What the task asks
In the Medicine Woman Tarot reviews, what does Carol Bridges add to the side of the Major Arcana cards?

Passage to read
+++

For a complete flip through of the entire deck, and more comparisons of the Medicine Woman Tarot vs. the Rider Waite Smith Tarot, check out the video linked below.
What Customers Are Saying About Medicine Woman Tarot Deck
These cards read like a dream, the energy just flows through them and the readings that I have given from using these cards are extremely detailed and spiritual. I find the beauty of the art as well as the colors used allows my intuition to float to a higher level than I reach with many other decks. Animal spirits are lightly drawn in the background and become almost real during the reading. The gentleness of the lines in the artwork is wonderful to look at when reading with these cards.
I love the way that Carol Bridges adds the "usual" names of the Major Arcana on the side of the cards since she has changed the names of the majors, it makes it much easier to understand the majors and see her parallels between the traditional meanings and that of the great spirit, mother creator. These cards speak of Indian beliefs, caring for the earth and each other. Using our intuition to see the paths before us, and the nurturing ways of the mother.

+++

Records shown
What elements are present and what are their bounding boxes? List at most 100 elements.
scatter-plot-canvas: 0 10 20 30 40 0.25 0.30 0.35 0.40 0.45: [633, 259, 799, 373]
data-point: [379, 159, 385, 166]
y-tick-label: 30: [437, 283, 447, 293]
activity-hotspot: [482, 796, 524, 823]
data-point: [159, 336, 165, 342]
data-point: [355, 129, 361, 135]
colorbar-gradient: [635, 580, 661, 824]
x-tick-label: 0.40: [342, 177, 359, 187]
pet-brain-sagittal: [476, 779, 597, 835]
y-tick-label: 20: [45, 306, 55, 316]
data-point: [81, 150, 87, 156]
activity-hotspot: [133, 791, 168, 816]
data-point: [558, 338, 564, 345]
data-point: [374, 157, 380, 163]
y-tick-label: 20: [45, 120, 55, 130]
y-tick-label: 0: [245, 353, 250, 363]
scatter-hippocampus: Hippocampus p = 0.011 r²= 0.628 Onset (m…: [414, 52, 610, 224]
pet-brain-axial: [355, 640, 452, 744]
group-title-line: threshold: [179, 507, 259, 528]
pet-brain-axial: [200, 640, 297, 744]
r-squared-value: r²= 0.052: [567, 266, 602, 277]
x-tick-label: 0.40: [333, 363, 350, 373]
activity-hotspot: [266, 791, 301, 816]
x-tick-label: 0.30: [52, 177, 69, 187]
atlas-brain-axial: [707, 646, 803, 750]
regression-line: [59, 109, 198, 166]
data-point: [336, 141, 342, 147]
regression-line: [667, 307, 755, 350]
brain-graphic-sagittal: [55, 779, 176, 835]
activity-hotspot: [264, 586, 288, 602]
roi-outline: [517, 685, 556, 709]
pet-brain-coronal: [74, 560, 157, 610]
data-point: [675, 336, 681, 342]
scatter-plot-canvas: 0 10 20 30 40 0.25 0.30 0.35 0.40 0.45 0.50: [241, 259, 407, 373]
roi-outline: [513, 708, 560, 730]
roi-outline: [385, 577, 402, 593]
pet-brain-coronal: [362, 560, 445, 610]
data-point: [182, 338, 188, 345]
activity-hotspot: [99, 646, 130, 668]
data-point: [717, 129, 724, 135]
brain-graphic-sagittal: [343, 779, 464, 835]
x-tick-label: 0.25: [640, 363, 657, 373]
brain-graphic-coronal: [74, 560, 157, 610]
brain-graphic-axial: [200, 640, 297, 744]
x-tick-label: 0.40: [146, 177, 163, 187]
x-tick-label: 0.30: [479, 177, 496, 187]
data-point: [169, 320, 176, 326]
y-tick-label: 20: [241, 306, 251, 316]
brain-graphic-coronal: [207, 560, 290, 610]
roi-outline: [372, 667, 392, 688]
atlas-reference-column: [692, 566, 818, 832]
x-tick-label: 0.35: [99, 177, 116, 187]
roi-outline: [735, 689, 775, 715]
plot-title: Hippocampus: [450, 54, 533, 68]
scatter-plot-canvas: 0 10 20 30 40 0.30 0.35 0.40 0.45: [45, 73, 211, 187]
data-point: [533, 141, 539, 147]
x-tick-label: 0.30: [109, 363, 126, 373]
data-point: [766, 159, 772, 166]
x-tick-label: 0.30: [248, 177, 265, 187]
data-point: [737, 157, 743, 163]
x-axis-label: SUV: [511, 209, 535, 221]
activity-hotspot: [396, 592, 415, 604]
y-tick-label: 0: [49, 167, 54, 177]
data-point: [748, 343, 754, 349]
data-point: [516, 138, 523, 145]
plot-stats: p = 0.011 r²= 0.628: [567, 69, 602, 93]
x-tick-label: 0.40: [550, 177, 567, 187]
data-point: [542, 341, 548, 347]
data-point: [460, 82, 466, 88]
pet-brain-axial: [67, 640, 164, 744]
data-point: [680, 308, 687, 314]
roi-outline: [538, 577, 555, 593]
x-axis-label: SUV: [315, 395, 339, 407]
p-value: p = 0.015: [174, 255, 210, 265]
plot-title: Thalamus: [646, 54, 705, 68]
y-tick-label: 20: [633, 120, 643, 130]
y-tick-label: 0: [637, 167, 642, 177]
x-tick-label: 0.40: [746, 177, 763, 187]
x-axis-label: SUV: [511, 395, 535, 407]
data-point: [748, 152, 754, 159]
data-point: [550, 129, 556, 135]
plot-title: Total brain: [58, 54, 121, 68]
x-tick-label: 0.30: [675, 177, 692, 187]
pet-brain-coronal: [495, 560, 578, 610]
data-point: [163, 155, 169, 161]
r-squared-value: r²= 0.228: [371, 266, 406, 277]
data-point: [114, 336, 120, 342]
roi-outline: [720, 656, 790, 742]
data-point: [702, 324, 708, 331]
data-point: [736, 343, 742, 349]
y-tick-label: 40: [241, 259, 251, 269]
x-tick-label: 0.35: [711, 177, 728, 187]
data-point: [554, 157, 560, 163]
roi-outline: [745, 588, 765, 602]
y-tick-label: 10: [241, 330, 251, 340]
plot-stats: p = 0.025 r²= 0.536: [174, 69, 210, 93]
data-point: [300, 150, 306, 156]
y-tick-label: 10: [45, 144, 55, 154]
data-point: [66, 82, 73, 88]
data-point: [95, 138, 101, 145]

+++

The answer
She adds the "usual" names of the Major Arcana.